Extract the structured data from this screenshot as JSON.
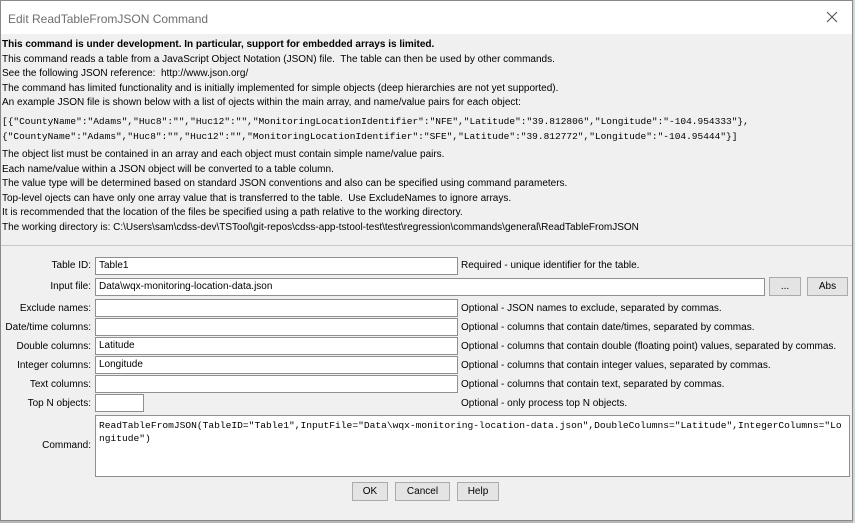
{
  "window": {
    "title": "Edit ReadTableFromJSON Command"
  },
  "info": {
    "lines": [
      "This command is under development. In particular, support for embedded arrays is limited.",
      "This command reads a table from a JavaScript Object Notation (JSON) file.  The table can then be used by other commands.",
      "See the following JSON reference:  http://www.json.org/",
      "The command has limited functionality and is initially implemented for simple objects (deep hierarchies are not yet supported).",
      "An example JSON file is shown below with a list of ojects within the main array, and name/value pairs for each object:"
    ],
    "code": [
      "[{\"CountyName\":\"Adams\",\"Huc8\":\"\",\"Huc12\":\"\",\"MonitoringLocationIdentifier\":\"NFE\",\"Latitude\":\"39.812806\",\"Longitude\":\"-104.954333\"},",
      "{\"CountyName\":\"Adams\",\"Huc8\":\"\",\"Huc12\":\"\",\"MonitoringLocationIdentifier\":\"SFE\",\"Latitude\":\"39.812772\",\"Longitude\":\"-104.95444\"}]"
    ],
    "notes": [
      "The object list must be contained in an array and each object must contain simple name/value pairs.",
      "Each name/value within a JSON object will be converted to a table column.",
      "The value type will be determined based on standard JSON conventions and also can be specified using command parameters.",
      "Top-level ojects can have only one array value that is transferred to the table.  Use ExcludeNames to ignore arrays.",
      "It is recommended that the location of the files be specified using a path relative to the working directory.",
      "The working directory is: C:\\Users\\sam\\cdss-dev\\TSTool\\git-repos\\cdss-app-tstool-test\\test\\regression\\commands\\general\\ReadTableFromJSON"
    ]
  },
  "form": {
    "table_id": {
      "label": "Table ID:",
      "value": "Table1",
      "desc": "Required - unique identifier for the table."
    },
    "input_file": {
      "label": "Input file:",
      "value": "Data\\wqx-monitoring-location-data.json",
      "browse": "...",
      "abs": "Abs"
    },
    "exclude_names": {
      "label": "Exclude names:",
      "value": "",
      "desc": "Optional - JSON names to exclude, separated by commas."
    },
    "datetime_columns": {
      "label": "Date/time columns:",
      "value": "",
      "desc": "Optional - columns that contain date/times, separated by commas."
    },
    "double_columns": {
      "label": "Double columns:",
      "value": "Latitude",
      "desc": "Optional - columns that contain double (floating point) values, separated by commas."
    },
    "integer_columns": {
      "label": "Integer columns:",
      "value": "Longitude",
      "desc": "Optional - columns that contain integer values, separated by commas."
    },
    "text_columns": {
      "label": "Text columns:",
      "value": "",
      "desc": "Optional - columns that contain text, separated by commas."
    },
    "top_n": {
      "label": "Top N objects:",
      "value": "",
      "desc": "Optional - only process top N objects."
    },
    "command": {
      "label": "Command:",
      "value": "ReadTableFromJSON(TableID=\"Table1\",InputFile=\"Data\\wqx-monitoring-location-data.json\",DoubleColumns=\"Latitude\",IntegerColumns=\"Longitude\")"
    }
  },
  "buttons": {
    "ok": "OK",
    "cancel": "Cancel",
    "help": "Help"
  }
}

◆ PROBLEM TO SOLVE ◆
Quote the data above in full, leaving out the pictures it holds.

◆ SOLUTION TO THE EXERCISE ◆
Extract the structured data from this screenshot as JSON.
{
  "window": {
    "title": "Edit ReadTableFromJSON Command"
  },
  "info": {
    "lines": [
      "This command is under development. In particular, support for embedded arrays is limited.",
      "This command reads a table from a JavaScript Object Notation (JSON) file.  The table can then be used by other commands.",
      "See the following JSON reference:  http://www.json.org/",
      "The command has limited functionality and is initially implemented for simple objects (deep hierarchies are not yet supported).",
      "An example JSON file is shown below with a list of ojects within the main array, and name/value pairs for each object:"
    ],
    "code": [
      "[{\"CountyName\":\"Adams\",\"Huc8\":\"\",\"Huc12\":\"\",\"MonitoringLocationIdentifier\":\"NFE\",\"Latitude\":\"39.812806\",\"Longitude\":\"-104.954333\"},",
      "{\"CountyName\":\"Adams\",\"Huc8\":\"\",\"Huc12\":\"\",\"MonitoringLocationIdentifier\":\"SFE\",\"Latitude\":\"39.812772\",\"Longitude\":\"-104.95444\"}]"
    ],
    "notes": [
      "The object list must be contained in an array and each object must contain simple name/value pairs.",
      "Each name/value within a JSON object will be converted to a table column.",
      "The value type will be determined based on standard JSON conventions and also can be specified using command parameters.",
      "Top-level ojects can have only one array value that is transferred to the table.  Use ExcludeNames to ignore arrays.",
      "It is recommended that the location of the files be specified using a path relative to the working directory.",
      "The working directory is: C:\\Users\\sam\\cdss-dev\\TSTool\\git-repos\\cdss-app-tstool-test\\test\\regression\\commands\\general\\ReadTableFromJSON"
    ]
  },
  "form": {
    "table_id": {
      "label": "Table ID:",
      "value": "Table1",
      "desc": "Required - unique identifier for the table."
    },
    "input_file": {
      "label": "Input file:",
      "value": "Data\\wqx-monitoring-location-data.json",
      "browse": "...",
      "abs": "Abs"
    },
    "exclude_names": {
      "label": "Exclude names:",
      "value": "",
      "desc": "Optional - JSON names to exclude, separated by commas."
    },
    "datetime_columns": {
      "label": "Date/time columns:",
      "value": "",
      "desc": "Optional - columns that contain date/times, separated by commas."
    },
    "double_columns": {
      "label": "Double columns:",
      "value": "Latitude",
      "desc": "Optional - columns that contain double (floating point) values, separated by commas."
    },
    "integer_columns": {
      "label": "Integer columns:",
      "value": "Longitude",
      "desc": "Optional - columns that contain integer values, separated by commas."
    },
    "text_columns": {
      "label": "Text columns:",
      "value": "",
      "desc": "Optional - columns that contain text, separated by commas."
    },
    "top_n": {
      "label": "Top N objects:",
      "value": "",
      "desc": "Optional - only process top N objects."
    },
    "command": {
      "label": "Command:",
      "value": "ReadTableFromJSON(TableID=\"Table1\",InputFile=\"Data\\wqx-monitoring-location-data.json\",DoubleColumns=\"Latitude\",IntegerColumns=\"Longitude\")"
    }
  },
  "buttons": {
    "ok": "OK",
    "cancel": "Cancel",
    "help": "Help"
  }
}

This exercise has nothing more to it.